------ THE RECORDS
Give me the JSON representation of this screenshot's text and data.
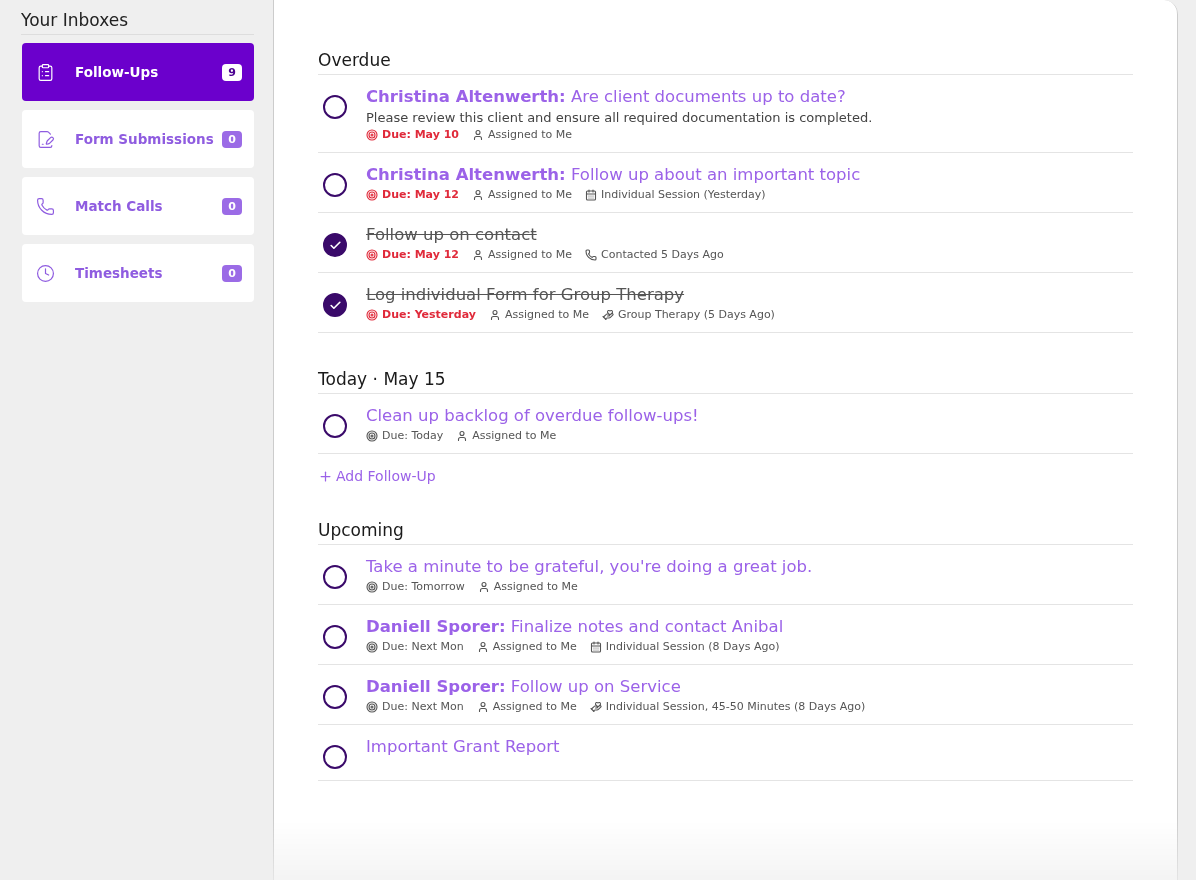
{
  "sidebar": {
    "title": "Your Inboxes",
    "items": [
      {
        "label": "Follow-Ups",
        "count": "9",
        "kind": "followups",
        "selected": true
      },
      {
        "label": "Form Submissions",
        "count": "0",
        "kind": "forms",
        "selected": false
      },
      {
        "label": "Match Calls",
        "count": "0",
        "kind": "calls",
        "selected": false
      },
      {
        "label": "Timesheets",
        "count": "0",
        "kind": "time",
        "selected": false
      }
    ]
  },
  "sections": [
    {
      "title": "Overdue",
      "items": [
        {
          "title": "**Christina Altenwerth:** Are client documents up to date?",
          "description": "Please review this client and ensure all required documentation is completed.",
          "checked": false,
          "meta": [
            {
              "kind": "due",
              "text": "Due: May 10",
              "overdue": true
            },
            {
              "kind": "assignee",
              "text": "Assigned to Me"
            }
          ]
        },
        {
          "title": "**Christina Altenwerth:** Follow up about an important topic",
          "checked": false,
          "meta": [
            {
              "kind": "due",
              "text": "Due: May 12",
              "overdue": true
            },
            {
              "kind": "assignee",
              "text": "Assigned to Me"
            },
            {
              "kind": "session",
              "text": "Individual Session (Yesterday)"
            }
          ]
        },
        {
          "title": "Follow up on contact",
          "checked": true,
          "meta": [
            {
              "kind": "due",
              "text": "Due: May 12",
              "overdue": true
            },
            {
              "kind": "assignee",
              "text": "Assigned to Me"
            },
            {
              "kind": "call",
              "text": "Contacted 5 Days Ago"
            }
          ]
        },
        {
          "title": "Log individual Form for Group Therapy",
          "checked": true,
          "meta": [
            {
              "kind": "due",
              "text": "Due: Yesterday",
              "overdue": true
            },
            {
              "kind": "assignee",
              "text": "Assigned to Me"
            },
            {
              "kind": "care",
              "text": "Group Therapy (5 Days Ago)"
            }
          ]
        }
      ]
    },
    {
      "title": "Today · May 15",
      "add_button": "Add Follow-Up",
      "items": [
        {
          "title": "Clean up backlog of overdue follow-ups!",
          "checked": false,
          "meta": [
            {
              "kind": "due",
              "text": "Due: Today",
              "overdue": false
            },
            {
              "kind": "assignee",
              "text": "Assigned to Me"
            }
          ]
        }
      ]
    },
    {
      "title": "Upcoming",
      "items": [
        {
          "title": "Take a minute to be grateful, you're doing a great job.",
          "checked": false,
          "meta": [
            {
              "kind": "due",
              "text": "Due: Tomorrow",
              "overdue": false
            },
            {
              "kind": "assignee",
              "text": "Assigned to Me"
            }
          ]
        },
        {
          "title": "**Daniell Sporer:** Finalize notes and contact Anibal",
          "checked": false,
          "meta": [
            {
              "kind": "due",
              "text": "Due: Next Mon",
              "overdue": false
            },
            {
              "kind": "assignee",
              "text": "Assigned to Me"
            },
            {
              "kind": "session",
              "text": "Individual Session (8 Days Ago)"
            }
          ]
        },
        {
          "title": "**Daniell Sporer:** Follow up on Service",
          "checked": false,
          "meta": [
            {
              "kind": "due",
              "text": "Due: Next Mon",
              "overdue": false
            },
            {
              "kind": "assignee",
              "text": "Assigned to Me"
            },
            {
              "kind": "care",
              "text": "Individual Session, 45-50 Minutes (8 Days Ago)"
            }
          ]
        },
        {
          "title": "Important Grant Report",
          "checked": false
        }
      ]
    }
  ]
}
------------
THE EXERCISE:
Excluding the pictures, restate the records above word for word.

OUTPUT:
Give me the JSON representation of this screenshot's text and data.
{
  "sidebar": {
    "title": "Your Inboxes",
    "items": [
      {
        "label": "Follow-Ups",
        "count": "9",
        "kind": "followups",
        "selected": true
      },
      {
        "label": "Form Submissions",
        "count": "0",
        "kind": "forms",
        "selected": false
      },
      {
        "label": "Match Calls",
        "count": "0",
        "kind": "calls",
        "selected": false
      },
      {
        "label": "Timesheets",
        "count": "0",
        "kind": "time",
        "selected": false
      }
    ]
  },
  "sections": [
    {
      "title": "Overdue",
      "items": [
        {
          "title": "**Christina Altenwerth:** Are client documents up to date?",
          "description": "Please review this client and ensure all required documentation is completed.",
          "checked": false,
          "meta": [
            {
              "kind": "due",
              "text": "Due: May 10",
              "overdue": true
            },
            {
              "kind": "assignee",
              "text": "Assigned to Me"
            }
          ]
        },
        {
          "title": "**Christina Altenwerth:** Follow up about an important topic",
          "checked": false,
          "meta": [
            {
              "kind": "due",
              "text": "Due: May 12",
              "overdue": true
            },
            {
              "kind": "assignee",
              "text": "Assigned to Me"
            },
            {
              "kind": "session",
              "text": "Individual Session (Yesterday)"
            }
          ]
        },
        {
          "title": "Follow up on contact",
          "checked": true,
          "meta": [
            {
              "kind": "due",
              "text": "Due: May 12",
              "overdue": true
            },
            {
              "kind": "assignee",
              "text": "Assigned to Me"
            },
            {
              "kind": "call",
              "text": "Contacted 5 Days Ago"
            }
          ]
        },
        {
          "title": "Log individual Form for Group Therapy",
          "checked": true,
          "meta": [
            {
              "kind": "due",
              "text": "Due: Yesterday",
              "overdue": true
            },
            {
              "kind": "assignee",
              "text": "Assigned to Me"
            },
            {
              "kind": "care",
              "text": "Group Therapy (5 Days Ago)"
            }
          ]
        }
      ]
    },
    {
      "title": "Today · May 15",
      "add_button": "Add Follow-Up",
      "items": [
        {
          "title": "Clean up backlog of overdue follow-ups!",
          "checked": false,
          "meta": [
            {
              "kind": "due",
              "text": "Due: Today",
              "overdue": false
            },
            {
              "kind": "assignee",
              "text": "Assigned to Me"
            }
          ]
        }
      ]
    },
    {
      "title": "Upcoming",
      "items": [
        {
          "title": "Take a minute to be grateful, you're doing a great job.",
          "checked": false,
          "meta": [
            {
              "kind": "due",
              "text": "Due: Tomorrow",
              "overdue": false
            },
            {
              "kind": "assignee",
              "text": "Assigned to Me"
            }
          ]
        },
        {
          "title": "**Daniell Sporer:** Finalize notes and contact Anibal",
          "checked": false,
          "meta": [
            {
              "kind": "due",
              "text": "Due: Next Mon",
              "overdue": false
            },
            {
              "kind": "assignee",
              "text": "Assigned to Me"
            },
            {
              "kind": "session",
              "text": "Individual Session (8 Days Ago)"
            }
          ]
        },
        {
          "title": "**Daniell Sporer:** Follow up on Service",
          "checked": false,
          "meta": [
            {
              "kind": "due",
              "text": "Due: Next Mon",
              "overdue": false
            },
            {
              "kind": "assignee",
              "text": "Assigned to Me"
            },
            {
              "kind": "care",
              "text": "Individual Session, 45-50 Minutes (8 Days Ago)"
            }
          ]
        },
        {
          "title": "Important Grant Report",
          "checked": false
        }
      ]
    }
  ]
}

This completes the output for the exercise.